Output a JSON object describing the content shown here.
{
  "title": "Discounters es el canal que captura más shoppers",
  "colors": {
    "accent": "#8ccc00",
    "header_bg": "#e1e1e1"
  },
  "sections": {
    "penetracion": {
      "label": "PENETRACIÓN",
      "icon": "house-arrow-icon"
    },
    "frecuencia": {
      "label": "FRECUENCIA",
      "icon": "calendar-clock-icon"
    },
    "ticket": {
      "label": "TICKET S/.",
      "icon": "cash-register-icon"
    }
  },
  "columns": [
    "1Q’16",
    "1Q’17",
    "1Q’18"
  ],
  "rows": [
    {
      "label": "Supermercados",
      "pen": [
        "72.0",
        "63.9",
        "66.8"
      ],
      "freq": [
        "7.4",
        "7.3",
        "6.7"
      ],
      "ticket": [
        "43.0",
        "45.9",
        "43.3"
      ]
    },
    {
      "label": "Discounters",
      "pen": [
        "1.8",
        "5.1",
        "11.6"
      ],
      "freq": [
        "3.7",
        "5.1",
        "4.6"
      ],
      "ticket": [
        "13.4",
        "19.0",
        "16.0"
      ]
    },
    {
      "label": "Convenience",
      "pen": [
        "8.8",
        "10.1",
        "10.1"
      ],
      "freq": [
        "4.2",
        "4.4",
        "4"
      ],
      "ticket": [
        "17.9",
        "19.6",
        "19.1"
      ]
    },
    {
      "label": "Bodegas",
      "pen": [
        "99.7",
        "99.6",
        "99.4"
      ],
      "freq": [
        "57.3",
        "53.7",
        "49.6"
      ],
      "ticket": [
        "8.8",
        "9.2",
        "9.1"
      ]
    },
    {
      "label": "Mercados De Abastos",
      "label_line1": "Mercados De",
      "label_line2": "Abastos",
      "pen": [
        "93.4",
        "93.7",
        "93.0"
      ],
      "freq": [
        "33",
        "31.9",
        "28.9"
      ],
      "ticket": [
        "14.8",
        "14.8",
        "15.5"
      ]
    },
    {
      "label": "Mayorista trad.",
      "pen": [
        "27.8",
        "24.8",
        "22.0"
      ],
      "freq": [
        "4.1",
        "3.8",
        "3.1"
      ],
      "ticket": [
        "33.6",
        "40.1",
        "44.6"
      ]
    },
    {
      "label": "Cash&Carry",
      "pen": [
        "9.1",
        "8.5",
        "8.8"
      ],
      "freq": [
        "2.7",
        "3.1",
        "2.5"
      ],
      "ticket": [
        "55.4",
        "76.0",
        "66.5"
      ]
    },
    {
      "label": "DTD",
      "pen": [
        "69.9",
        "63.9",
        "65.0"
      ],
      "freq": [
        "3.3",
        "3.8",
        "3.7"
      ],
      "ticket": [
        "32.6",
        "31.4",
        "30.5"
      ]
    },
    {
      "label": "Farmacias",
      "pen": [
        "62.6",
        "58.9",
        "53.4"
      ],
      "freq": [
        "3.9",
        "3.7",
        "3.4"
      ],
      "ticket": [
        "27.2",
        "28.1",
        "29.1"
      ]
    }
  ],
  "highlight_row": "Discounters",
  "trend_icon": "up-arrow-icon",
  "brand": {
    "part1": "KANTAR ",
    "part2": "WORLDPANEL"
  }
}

*WHAT TO PRODUCE*
Quote each line of the listing above exactly.

*EXERCISE RESULT*
Output a JSON object describing the content shown here.
{
  "title": "Discounters es el canal que captura más shoppers",
  "colors": {
    "accent": "#8ccc00",
    "header_bg": "#e1e1e1"
  },
  "sections": {
    "penetracion": {
      "label": "PENETRACIÓN",
      "icon": "house-arrow-icon"
    },
    "frecuencia": {
      "label": "FRECUENCIA",
      "icon": "calendar-clock-icon"
    },
    "ticket": {
      "label": "TICKET S/.",
      "icon": "cash-register-icon"
    }
  },
  "columns": [
    "1Q’16",
    "1Q’17",
    "1Q’18"
  ],
  "rows": [
    {
      "label": "Supermercados",
      "pen": [
        "72.0",
        "63.9",
        "66.8"
      ],
      "freq": [
        "7.4",
        "7.3",
        "6.7"
      ],
      "ticket": [
        "43.0",
        "45.9",
        "43.3"
      ]
    },
    {
      "label": "Discounters",
      "pen": [
        "1.8",
        "5.1",
        "11.6"
      ],
      "freq": [
        "3.7",
        "5.1",
        "4.6"
      ],
      "ticket": [
        "13.4",
        "19.0",
        "16.0"
      ]
    },
    {
      "label": "Convenience",
      "pen": [
        "8.8",
        "10.1",
        "10.1"
      ],
      "freq": [
        "4.2",
        "4.4",
        "4"
      ],
      "ticket": [
        "17.9",
        "19.6",
        "19.1"
      ]
    },
    {
      "label": "Bodegas",
      "pen": [
        "99.7",
        "99.6",
        "99.4"
      ],
      "freq": [
        "57.3",
        "53.7",
        "49.6"
      ],
      "ticket": [
        "8.8",
        "9.2",
        "9.1"
      ]
    },
    {
      "label": "Mercados De Abastos",
      "label_line1": "Mercados De",
      "label_line2": "Abastos",
      "pen": [
        "93.4",
        "93.7",
        "93.0"
      ],
      "freq": [
        "33",
        "31.9",
        "28.9"
      ],
      "ticket": [
        "14.8",
        "14.8",
        "15.5"
      ]
    },
    {
      "label": "Mayorista trad.",
      "pen": [
        "27.8",
        "24.8",
        "22.0"
      ],
      "freq": [
        "4.1",
        "3.8",
        "3.1"
      ],
      "ticket": [
        "33.6",
        "40.1",
        "44.6"
      ]
    },
    {
      "label": "Cash&Carry",
      "pen": [
        "9.1",
        "8.5",
        "8.8"
      ],
      "freq": [
        "2.7",
        "3.1",
        "2.5"
      ],
      "ticket": [
        "55.4",
        "76.0",
        "66.5"
      ]
    },
    {
      "label": "DTD",
      "pen": [
        "69.9",
        "63.9",
        "65.0"
      ],
      "freq": [
        "3.3",
        "3.8",
        "3.7"
      ],
      "ticket": [
        "32.6",
        "31.4",
        "30.5"
      ]
    },
    {
      "label": "Farmacias",
      "pen": [
        "62.6",
        "58.9",
        "53.4"
      ],
      "freq": [
        "3.9",
        "3.7",
        "3.4"
      ],
      "ticket": [
        "27.2",
        "28.1",
        "29.1"
      ]
    }
  ],
  "highlight_row": "Discounters",
  "trend_icon": "up-arrow-icon",
  "brand": {
    "part1": "KANTAR ",
    "part2": "WORLDPANEL"
  }
}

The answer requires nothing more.